(Dataset rows)
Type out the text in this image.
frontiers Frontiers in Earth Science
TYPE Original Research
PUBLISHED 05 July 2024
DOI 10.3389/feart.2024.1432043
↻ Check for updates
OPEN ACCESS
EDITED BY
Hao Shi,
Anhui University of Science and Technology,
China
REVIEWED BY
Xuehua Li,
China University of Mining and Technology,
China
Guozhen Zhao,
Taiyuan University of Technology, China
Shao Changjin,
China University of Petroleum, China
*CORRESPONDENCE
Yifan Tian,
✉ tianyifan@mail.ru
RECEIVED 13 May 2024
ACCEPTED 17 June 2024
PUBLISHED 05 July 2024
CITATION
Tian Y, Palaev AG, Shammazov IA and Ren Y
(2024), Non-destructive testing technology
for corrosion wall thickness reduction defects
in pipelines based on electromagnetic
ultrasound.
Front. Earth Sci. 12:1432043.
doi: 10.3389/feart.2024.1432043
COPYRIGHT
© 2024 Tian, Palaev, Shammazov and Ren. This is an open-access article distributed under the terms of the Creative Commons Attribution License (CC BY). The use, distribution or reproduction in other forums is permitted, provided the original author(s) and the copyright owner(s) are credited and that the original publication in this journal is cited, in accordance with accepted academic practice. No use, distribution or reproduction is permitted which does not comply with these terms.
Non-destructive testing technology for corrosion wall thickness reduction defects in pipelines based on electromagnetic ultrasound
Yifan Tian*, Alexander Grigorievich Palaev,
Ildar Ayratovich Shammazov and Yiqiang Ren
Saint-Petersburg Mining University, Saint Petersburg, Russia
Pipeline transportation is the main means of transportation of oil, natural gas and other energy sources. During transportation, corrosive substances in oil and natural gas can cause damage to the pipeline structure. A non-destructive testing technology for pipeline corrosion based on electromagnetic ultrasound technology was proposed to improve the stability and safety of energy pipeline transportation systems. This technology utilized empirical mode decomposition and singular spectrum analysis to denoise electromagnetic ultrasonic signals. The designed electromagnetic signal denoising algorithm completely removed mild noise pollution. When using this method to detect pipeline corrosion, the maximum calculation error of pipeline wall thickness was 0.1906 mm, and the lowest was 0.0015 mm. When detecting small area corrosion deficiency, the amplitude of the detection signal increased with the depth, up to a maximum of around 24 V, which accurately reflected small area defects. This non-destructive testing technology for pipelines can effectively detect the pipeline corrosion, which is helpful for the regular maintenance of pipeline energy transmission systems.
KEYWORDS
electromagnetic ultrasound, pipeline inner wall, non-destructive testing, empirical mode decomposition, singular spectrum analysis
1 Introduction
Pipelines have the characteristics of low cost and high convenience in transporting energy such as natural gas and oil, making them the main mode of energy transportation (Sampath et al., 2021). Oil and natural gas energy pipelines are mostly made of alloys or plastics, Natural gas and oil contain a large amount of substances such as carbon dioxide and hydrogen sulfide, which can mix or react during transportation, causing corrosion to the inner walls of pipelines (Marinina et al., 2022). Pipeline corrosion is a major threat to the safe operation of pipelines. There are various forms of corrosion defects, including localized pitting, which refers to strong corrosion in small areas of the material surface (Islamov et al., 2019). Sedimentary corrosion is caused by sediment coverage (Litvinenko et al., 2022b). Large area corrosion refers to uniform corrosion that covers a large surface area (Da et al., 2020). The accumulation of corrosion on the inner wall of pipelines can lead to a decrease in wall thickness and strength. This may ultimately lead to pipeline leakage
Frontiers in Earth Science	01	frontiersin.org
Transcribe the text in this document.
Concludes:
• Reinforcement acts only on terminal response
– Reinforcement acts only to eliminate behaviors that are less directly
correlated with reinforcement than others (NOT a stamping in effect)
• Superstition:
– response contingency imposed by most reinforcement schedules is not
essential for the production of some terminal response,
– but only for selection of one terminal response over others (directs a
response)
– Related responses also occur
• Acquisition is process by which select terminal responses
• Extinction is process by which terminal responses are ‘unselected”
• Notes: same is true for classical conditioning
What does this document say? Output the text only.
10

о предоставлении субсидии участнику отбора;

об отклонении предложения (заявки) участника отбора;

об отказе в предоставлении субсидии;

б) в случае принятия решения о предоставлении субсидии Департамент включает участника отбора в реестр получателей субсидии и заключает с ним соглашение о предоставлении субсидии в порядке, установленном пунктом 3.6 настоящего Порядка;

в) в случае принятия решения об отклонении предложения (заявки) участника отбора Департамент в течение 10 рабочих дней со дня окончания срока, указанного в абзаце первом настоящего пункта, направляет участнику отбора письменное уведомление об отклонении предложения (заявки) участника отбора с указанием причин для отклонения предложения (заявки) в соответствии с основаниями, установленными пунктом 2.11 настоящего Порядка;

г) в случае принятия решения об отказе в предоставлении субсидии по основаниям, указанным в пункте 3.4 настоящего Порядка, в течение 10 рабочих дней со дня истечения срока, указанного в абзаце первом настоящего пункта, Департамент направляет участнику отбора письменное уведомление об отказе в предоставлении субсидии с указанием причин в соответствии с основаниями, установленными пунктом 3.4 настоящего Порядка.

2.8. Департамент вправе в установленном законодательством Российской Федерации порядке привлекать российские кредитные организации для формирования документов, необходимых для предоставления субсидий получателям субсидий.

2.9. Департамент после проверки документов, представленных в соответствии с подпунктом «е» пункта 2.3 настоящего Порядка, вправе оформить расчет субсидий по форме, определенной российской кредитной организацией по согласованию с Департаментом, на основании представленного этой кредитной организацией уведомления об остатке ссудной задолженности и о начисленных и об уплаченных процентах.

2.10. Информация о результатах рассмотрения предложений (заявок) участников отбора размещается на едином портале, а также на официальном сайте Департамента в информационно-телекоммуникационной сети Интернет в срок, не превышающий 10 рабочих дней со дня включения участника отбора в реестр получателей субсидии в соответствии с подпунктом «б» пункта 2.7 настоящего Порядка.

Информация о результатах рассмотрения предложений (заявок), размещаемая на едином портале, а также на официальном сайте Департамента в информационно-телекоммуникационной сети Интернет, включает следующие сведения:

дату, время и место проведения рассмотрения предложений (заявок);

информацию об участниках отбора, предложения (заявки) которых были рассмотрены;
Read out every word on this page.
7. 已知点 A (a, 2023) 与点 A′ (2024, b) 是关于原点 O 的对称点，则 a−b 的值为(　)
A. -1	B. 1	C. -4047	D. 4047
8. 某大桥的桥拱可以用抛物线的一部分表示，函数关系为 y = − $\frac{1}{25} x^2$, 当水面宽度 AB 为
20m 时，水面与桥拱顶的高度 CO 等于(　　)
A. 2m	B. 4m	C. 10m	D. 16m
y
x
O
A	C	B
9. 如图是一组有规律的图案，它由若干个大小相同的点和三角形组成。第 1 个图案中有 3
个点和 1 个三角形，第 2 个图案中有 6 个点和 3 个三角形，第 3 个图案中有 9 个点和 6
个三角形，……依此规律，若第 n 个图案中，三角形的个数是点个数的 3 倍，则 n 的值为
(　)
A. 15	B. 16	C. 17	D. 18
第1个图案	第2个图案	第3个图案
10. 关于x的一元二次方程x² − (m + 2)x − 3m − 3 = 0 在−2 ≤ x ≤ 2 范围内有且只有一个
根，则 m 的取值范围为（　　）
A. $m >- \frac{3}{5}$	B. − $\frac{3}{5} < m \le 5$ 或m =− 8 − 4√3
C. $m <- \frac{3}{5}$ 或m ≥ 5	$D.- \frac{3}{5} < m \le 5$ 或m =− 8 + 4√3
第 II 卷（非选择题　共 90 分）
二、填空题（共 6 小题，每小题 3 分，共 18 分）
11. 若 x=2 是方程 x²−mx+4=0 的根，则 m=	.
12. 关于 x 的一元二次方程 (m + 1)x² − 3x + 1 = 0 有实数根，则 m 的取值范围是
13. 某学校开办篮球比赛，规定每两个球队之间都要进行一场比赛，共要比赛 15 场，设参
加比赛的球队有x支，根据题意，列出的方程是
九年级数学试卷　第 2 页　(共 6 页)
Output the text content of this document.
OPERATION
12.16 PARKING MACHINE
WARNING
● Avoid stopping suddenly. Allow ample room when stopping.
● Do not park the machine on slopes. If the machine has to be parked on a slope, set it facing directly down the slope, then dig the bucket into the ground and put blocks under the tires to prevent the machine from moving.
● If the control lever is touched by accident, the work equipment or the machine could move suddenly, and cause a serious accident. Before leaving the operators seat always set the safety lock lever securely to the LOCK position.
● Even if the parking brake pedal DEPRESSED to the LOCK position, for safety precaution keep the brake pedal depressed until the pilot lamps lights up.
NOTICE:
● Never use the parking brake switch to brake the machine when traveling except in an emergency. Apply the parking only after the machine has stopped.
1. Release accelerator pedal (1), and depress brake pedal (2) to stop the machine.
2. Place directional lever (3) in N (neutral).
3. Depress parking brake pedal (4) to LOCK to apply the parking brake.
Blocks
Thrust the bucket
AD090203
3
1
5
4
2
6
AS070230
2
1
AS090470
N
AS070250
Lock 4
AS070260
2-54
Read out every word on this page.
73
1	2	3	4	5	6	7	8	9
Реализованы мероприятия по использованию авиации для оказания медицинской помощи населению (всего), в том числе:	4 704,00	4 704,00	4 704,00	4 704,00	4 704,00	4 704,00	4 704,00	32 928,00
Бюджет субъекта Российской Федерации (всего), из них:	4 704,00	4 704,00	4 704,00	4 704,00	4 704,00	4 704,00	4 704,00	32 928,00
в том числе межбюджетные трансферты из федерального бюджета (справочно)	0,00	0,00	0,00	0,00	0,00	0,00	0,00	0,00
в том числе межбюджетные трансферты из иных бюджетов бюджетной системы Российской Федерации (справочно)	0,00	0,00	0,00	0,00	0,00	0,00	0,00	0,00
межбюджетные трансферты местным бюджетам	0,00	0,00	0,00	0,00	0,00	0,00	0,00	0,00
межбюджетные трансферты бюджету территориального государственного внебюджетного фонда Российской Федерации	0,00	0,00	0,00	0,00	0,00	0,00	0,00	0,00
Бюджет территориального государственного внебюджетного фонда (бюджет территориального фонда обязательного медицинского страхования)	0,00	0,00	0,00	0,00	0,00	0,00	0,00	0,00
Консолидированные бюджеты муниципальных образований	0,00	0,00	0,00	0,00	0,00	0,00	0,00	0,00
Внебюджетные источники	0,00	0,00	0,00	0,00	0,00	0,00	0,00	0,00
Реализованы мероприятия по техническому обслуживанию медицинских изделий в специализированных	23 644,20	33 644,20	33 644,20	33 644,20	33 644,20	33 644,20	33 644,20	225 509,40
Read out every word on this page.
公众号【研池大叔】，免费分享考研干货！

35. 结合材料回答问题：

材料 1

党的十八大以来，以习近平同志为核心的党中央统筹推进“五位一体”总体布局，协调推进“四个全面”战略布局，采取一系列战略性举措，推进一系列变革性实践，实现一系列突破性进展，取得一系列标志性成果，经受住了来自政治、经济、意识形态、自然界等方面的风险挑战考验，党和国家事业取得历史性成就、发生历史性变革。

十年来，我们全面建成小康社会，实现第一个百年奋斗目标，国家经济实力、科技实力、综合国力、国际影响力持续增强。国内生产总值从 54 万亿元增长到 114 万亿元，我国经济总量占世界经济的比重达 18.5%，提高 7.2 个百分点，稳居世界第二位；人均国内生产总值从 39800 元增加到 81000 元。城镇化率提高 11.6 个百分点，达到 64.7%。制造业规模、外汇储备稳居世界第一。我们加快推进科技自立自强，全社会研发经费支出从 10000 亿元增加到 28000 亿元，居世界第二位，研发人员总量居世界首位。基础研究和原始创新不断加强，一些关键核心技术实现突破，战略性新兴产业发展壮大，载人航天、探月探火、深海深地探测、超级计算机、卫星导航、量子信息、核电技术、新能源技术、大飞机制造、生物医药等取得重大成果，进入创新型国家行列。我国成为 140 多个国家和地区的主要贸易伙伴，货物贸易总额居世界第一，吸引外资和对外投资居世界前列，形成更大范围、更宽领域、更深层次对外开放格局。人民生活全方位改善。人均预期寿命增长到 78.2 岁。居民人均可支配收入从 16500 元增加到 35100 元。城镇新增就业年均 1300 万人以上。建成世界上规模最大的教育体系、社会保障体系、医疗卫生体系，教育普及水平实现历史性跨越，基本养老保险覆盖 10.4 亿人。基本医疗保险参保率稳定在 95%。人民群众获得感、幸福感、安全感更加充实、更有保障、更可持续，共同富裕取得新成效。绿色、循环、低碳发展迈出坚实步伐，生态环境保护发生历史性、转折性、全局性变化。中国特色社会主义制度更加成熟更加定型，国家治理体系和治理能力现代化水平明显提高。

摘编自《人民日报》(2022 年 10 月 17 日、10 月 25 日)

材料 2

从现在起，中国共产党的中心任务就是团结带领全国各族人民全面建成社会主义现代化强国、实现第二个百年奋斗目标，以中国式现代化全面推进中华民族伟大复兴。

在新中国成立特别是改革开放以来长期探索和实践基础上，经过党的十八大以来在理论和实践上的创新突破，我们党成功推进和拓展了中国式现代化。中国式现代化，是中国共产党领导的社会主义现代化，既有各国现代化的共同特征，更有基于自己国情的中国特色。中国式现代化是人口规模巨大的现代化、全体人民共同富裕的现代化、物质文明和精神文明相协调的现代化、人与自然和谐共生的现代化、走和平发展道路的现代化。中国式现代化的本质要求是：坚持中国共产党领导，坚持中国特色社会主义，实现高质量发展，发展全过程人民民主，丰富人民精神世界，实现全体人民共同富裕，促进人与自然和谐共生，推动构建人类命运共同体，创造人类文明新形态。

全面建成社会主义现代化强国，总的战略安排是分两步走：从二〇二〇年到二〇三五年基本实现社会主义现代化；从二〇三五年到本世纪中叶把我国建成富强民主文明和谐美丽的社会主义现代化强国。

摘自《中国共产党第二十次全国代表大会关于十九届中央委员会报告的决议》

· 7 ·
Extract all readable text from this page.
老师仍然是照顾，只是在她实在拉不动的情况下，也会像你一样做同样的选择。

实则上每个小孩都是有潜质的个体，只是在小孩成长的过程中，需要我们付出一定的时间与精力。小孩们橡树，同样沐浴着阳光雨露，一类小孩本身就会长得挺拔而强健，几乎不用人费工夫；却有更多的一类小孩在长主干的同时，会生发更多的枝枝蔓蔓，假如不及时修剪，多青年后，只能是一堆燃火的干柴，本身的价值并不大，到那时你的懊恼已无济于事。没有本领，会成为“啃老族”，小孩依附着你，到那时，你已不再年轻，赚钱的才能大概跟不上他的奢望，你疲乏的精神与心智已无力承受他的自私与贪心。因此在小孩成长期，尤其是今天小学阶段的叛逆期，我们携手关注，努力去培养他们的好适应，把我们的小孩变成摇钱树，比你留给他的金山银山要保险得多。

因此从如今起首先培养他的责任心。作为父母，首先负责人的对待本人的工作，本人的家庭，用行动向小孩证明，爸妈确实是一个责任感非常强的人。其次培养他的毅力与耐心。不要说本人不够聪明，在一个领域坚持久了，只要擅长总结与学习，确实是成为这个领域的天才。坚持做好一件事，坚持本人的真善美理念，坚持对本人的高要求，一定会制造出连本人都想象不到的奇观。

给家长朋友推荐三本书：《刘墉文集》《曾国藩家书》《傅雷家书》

- [Exercise aim]:
Choose all lines containing the string "Департамента" and copy them out.

- [Expected answer]:
2.10. Информация о результатах рассмотрения предложений (заявок) участников отбора размещается на едином портале, а также на официальном сайте Департамента в информационно-телекоммуникационной сети Интернет в срок, не превышающий 10 рабочих дней со дня включения участника отбора в реестр получателей субсидии в соответствии с подпунктом «б» пункта 2.7 настоящего Порядка.
Информация о результатах рассмотрения предложений (заявок), размещаемая на едином портале, а также на официальном сайте Департамента в информационно-телекоммуникационной сети Интернет, включает следующие сведения:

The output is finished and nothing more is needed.